**Stored data entries**

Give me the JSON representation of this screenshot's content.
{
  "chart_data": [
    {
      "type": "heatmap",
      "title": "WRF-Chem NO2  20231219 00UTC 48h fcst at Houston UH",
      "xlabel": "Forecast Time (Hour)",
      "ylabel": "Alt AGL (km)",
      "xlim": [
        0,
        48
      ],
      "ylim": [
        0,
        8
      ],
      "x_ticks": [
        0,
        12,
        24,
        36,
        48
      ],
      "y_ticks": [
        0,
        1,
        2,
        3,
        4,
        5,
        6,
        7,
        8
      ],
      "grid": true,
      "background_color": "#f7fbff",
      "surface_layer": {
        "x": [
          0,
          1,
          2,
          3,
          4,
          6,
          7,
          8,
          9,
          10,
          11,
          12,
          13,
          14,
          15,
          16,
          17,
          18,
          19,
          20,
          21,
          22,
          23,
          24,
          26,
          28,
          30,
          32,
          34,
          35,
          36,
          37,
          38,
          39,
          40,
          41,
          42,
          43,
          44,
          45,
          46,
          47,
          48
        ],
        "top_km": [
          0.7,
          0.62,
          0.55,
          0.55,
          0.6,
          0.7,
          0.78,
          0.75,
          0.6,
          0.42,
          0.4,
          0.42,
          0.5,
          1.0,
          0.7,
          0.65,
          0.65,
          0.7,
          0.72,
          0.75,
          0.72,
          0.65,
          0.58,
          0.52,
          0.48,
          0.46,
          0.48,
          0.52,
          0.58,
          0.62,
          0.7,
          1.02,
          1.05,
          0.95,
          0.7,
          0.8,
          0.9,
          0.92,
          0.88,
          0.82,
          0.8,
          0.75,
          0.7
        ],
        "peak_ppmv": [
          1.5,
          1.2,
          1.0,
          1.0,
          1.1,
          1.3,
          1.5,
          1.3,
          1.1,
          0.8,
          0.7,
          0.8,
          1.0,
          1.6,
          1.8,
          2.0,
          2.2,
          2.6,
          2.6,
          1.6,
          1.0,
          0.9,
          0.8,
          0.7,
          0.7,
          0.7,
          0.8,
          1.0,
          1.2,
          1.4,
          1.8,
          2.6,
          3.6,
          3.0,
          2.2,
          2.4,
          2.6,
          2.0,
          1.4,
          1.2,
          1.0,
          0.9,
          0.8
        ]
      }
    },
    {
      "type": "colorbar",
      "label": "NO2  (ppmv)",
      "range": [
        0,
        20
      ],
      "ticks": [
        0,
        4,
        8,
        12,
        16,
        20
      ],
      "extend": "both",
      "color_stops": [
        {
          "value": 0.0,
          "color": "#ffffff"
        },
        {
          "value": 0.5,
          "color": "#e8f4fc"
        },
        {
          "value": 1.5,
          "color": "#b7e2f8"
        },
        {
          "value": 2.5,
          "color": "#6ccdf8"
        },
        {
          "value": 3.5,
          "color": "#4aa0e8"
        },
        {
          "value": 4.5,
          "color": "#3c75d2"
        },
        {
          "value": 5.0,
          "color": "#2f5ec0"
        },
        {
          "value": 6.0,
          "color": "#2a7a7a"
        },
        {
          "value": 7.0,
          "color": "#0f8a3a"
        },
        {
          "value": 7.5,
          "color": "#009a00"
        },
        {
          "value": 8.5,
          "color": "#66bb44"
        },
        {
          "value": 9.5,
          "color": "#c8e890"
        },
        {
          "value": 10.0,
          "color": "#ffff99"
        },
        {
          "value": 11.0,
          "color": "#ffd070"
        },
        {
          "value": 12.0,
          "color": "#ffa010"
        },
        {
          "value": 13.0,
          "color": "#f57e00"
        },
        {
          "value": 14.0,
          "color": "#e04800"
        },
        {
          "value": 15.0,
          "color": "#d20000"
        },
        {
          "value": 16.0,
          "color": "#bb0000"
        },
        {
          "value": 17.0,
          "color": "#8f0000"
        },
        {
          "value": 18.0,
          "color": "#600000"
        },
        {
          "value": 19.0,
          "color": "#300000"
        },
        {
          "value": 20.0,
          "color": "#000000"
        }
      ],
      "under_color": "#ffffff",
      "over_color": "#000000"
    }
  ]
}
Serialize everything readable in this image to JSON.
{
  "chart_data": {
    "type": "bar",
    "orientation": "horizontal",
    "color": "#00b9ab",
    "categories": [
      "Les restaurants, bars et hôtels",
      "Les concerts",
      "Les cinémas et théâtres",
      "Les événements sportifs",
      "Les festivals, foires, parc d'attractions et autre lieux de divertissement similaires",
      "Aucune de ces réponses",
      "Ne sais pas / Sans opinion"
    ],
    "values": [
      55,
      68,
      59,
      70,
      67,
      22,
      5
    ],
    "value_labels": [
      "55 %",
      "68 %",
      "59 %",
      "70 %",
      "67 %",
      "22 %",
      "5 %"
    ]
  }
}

**What this task involves**
Transcribe every record above exactly as it appears.

**Task answer**
Give me the JSON representation of this screenshot's content.
{
  "chart_data": [
    {
      "type": "heatmap",
      "title": "WRF-Chem NO2  20231219 00UTC 48h fcst at Houston UH",
      "xlabel": "Forecast Time (Hour)",
      "ylabel": "Alt AGL (km)",
      "xlim": [
        0,
        48
      ],
      "ylim": [
        0,
        8
      ],
      "x_ticks": [
        0,
        12,
        24,
        36,
        48
      ],
      "y_ticks": [
        0,
        1,
        2,
        3,
        4,
        5,
        6,
        7,
        8
      ],
      "grid": true,
      "background_color": "#f7fbff",
      "surface_layer": {
        "x": [
          0,
          1,
          2,
          3,
          4,
          6,
          7,
          8,
          9,
          10,
          11,
          12,
          13,
          14,
          15,
          16,
          17,
          18,
          19,
          20,
          21,
          22,
          23,
          24,
          26,
          28,
          30,
          32,
          34,
          35,
          36,
          37,
          38,
          39,
          40,
          41,
          42,
          43,
          44,
          45,
          46,
          47,
          48
        ],
        "top_km": [
          0.7,
          0.62,
          0.55,
          0.55,
          0.6,
          0.7,
          0.78,
          0.75,
          0.6,
          0.42,
          0.4,
          0.42,
          0.5,
          1.0,
          0.7,
          0.65,
          0.65,
          0.7,
          0.72,
          0.75,
          0.72,
          0.65,
          0.58,
          0.52,
          0.48,
          0.46,
          0.48,
          0.52,
          0.58,
          0.62,
          0.7,
          1.02,
          1.05,
          0.95,
          0.7,
          0.8,
          0.9,
          0.92,
          0.88,
          0.82,
          0.8,
          0.75,
          0.7
        ],
        "peak_ppmv": [
          1.5,
          1.2,
          1.0,
          1.0,
          1.1,
          1.3,
          1.5,
          1.3,
          1.1,
          0.8,
          0.7,
          0.8,
          1.0,
          1.6,
          1.8,
          2.0,
          2.2,
          2.6,
          2.6,
          1.6,
          1.0,
          0.9,
          0.8,
          0.7,
          0.7,
          0.7,
          0.8,
          1.0,
          1.2,
          1.4,
          1.8,
          2.6,
          3.6,
          3.0,
          2.2,
          2.4,
          2.6,
          2.0,
          1.4,
          1.2,
          1.0,
          0.9,
          0.8
        ]
      }
    },
    {
      "type": "colorbar",
      "label": "NO2  (ppmv)",
      "range": [
        0,
        20
      ],
      "ticks": [
        0,
        4,
        8,
        12,
        16,
        20
      ],
      "extend": "both",
      "color_stops": [
        {
          "value": 0.0,
          "color": "#ffffff"
        },
        {
          "value": 0.5,
          "color": "#e8f4fc"
        },
        {
          "value": 1.5,
          "color": "#b7e2f8"
        },
        {
          "value": 2.5,
          "color": "#6ccdf8"
        },
        {
          "value": 3.5,
          "color": "#4aa0e8"
        },
        {
          "value": 4.5,
          "color": "#3c75d2"
        },
        {
          "value": 5.0,
          "color": "#2f5ec0"
        },
        {
          "value": 6.0,
          "color": "#2a7a7a"
        },
        {
          "value": 7.0,
          "color": "#0f8a3a"
        },
        {
          "value": 7.5,
          "color": "#009a00"
        },
        {
          "value": 8.5,
          "color": "#66bb44"
        },
        {
          "value": 9.5,
          "color": "#c8e890"
        },
        {
          "value": 10.0,
          "color": "#ffff99"
        },
        {
          "value": 11.0,
          "color": "#ffd070"
        },
        {
          "value": 12.0,
          "color": "#ffa010"
        },
        {
          "value": 13.0,
          "color": "#f57e00"
        },
        {
          "value": 14.0,
          "color": "#e04800"
        },
        {
          "value": 15.0,
          "color": "#d20000"
        },
        {
          "value": 16.0,
          "color": "#bb0000"
        },
        {
          "value": 17.0,
          "color": "#8f0000"
        },
        {
          "value": 18.0,
          "color": "#600000"
        },
        {
          "value": 19.0,
          "color": "#300000"
        },
        {
          "value": 20.0,
          "color": "#000000"
        }
      ],
      "under_color": "#ffffff",
      "over_color": "#000000"
    }
  ]
}
Serialize everything readable in this image to JSON.
{
  "chart_data": {
    "type": "bar",
    "orientation": "horizontal",
    "color": "#00b9ab",
    "categories": [
      "Les restaurants, bars et hôtels",
      "Les concerts",
      "Les cinémas et théâtres",
      "Les événements sportifs",
      "Les festivals, foires, parc d'attractions et autre lieux de divertissement similaires",
      "Aucune de ces réponses",
      "Ne sais pas / Sans opinion"
    ],
    "values": [
      55,
      68,
      59,
      70,
      67,
      22,
      5
    ],
    "value_labels": [
      "55 %",
      "68 %",
      "59 %",
      "70 %",
      "67 %",
      "22 %",
      "5 %"
    ]
  }
}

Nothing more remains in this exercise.